### DATASET EXCERPTS

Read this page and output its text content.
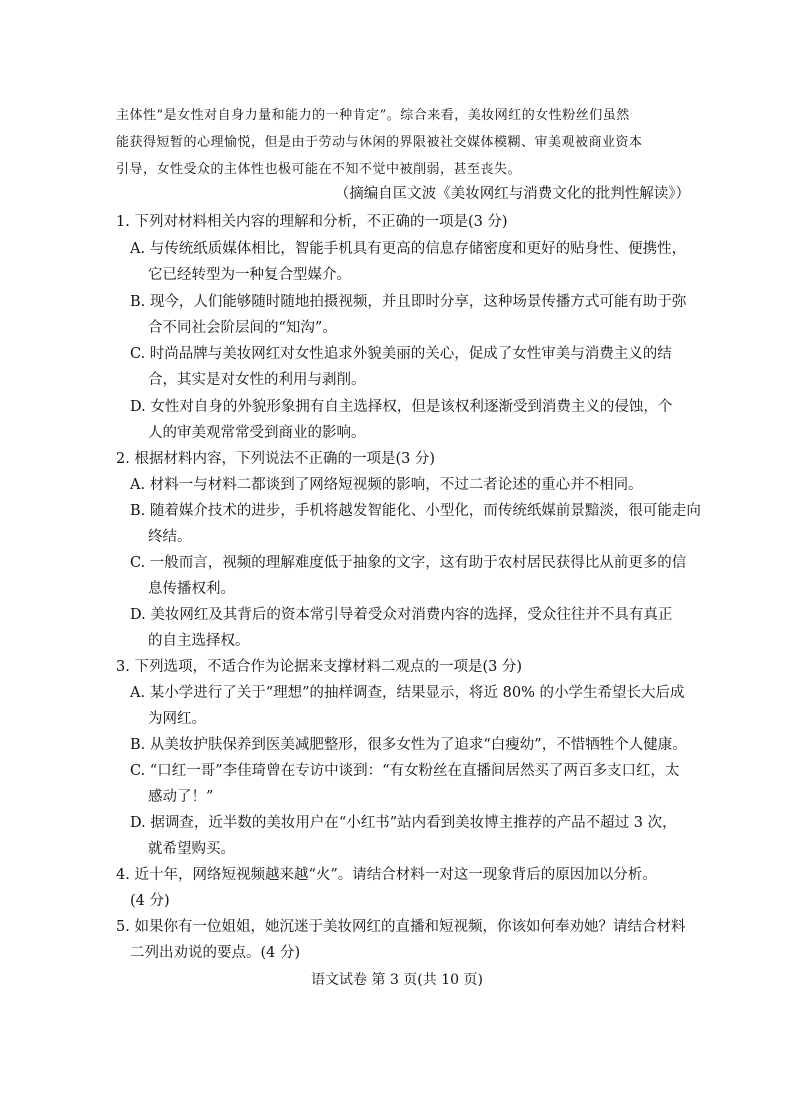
主体性”是女性对自身力量和能力的一种肯定”。综合来看，美妆网红的女性粉丝们虽然
能获得短暂的心理愉悦，但是由于劳动与休闲的界限被社交媒体模糊、审美观被商业资本
引导，女性受众的主体性也极可能在不知不觉中被削弱，甚至丧失。
（摘编自匡文波《美妆网红与消费文化的批判性解读》）
1. 下列对材料相关内容的理解和分析，不正确的一项是(3 分)
A. 与传统纸质媒体相比，智能手机具有更高的信息存储密度和更好的贴身性、便携性，
它已经转型为一种复合型媒介。
B. 现今，人们能够随时随地拍摄视频，并且即时分享，这种场景传播方式可能有助于弥
合不同社会阶层间的“知沟”。
C. 时尚品牌与美妆网红对女性追求外貌美丽的关心，促成了女性审美与消费主义的结
合，其实是对女性的利用与剥削。
D. 女性对自身的外貌形象拥有自主选择权，但是该权利逐渐受到消费主义的侵蚀，个
人的审美观常常受到商业的影响。
2. 根据材料内容，下列说法不正确的一项是(3 分)
A. 材料一与材料二都谈到了网络短视频的影响，不过二者论述的重心并不相同。
B. 随着媒介技术的进步，手机将越发智能化、小型化，而传统纸媒前景黯淡，很可能走向
终结。
C. 一般而言，视频的理解难度低于抽象的文字，这有助于农村居民获得比从前更多的信
息传播权利。
D. 美妆网红及其背后的资本常引导着受众对消费内容的选择，受众往往并不具有真正
的自主选择权。
3. 下列选项，不适合作为论据来支撑材料二观点的一项是(3 分)
A. 某小学进行了关于“理想”的抽样调查，结果显示，将近 80% 的小学生希望长大后成
为网红。
B. 从美妆护肤保养到医美减肥整形，很多女性为了追求“白瘦幼”，不惜牺牲个人健康。
C. “口红一哥”李佳琦曾在专访中谈到：“有女粉丝在直播间居然买了两百多支口红，太
感动了！”
D. 据调查，近半数的美妆用户在“小红书”站内看到美妆博主推荐的产品不超过 3 次，
就希望购买。
4. 近十年，网络短视频越来越“火”。请结合材料一对这一现象背后的原因加以分析。
(4 分)
5. 如果你有一位姐姐，她沉迷于美妆网红的直播和短视频，你该如何奉劝她？请结合材料
二列出劝说的要点。(4 分)
语文试卷 第 3 页(共 10 页)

######

PROBLEM TO WORK ON: Transcribe every record above exactly, leaving out the pictures.

WRITTEN ANSWER:
Read this page and output its text content.
主体性”是女性对自身力量和能力的一种肯定”。综合来看，美妆网红的女性粉丝们虽然
能获得短暂的心理愉悦，但是由于劳动与休闲的界限被社交媒体模糊、审美观被商业资本
引导，女性受众的主体性也极可能在不知不觉中被削弱，甚至丧失。
（摘编自匡文波《美妆网红与消费文化的批判性解读》）
1. 下列对材料相关内容的理解和分析，不正确的一项是(3 分)
A. 与传统纸质媒体相比，智能手机具有更高的信息存储密度和更好的贴身性、便携性，
它已经转型为一种复合型媒介。
B. 现今，人们能够随时随地拍摄视频，并且即时分享，这种场景传播方式可能有助于弥
合不同社会阶层间的“知沟”。
C. 时尚品牌与美妆网红对女性追求外貌美丽的关心，促成了女性审美与消费主义的结
合，其实是对女性的利用与剥削。
D. 女性对自身的外貌形象拥有自主选择权，但是该权利逐渐受到消费主义的侵蚀，个
人的审美观常常受到商业的影响。
2. 根据材料内容，下列说法不正确的一项是(3 分)
A. 材料一与材料二都谈到了网络短视频的影响，不过二者论述的重心并不相同。
B. 随着媒介技术的进步，手机将越发智能化、小型化，而传统纸媒前景黯淡，很可能走向
终结。
C. 一般而言，视频的理解难度低于抽象的文字，这有助于农村居民获得比从前更多的信
息传播权利。
D. 美妆网红及其背后的资本常引导着受众对消费内容的选择，受众往往并不具有真正
的自主选择权。
3. 下列选项，不适合作为论据来支撑材料二观点的一项是(3 分)
A. 某小学进行了关于“理想”的抽样调查，结果显示，将近 80% 的小学生希望长大后成
为网红。
B. 从美妆护肤保养到医美减肥整形，很多女性为了追求“白瘦幼”，不惜牺牲个人健康。
C. “口红一哥”李佳琦曾在专访中谈到：“有女粉丝在直播间居然买了两百多支口红，太
感动了！”
D. 据调查，近半数的美妆用户在“小红书”站内看到美妆博主推荐的产品不超过 3 次，
就希望购买。
4. 近十年，网络短视频越来越“火”。请结合材料一对这一现象背后的原因加以分析。
(4 分)
5. 如果你有一位姐姐，她沉迷于美妆网红的直播和短视频，你该如何奉劝她？请结合材料
二列出劝说的要点。(4 分)
语文试卷 第 3 页(共 10 页)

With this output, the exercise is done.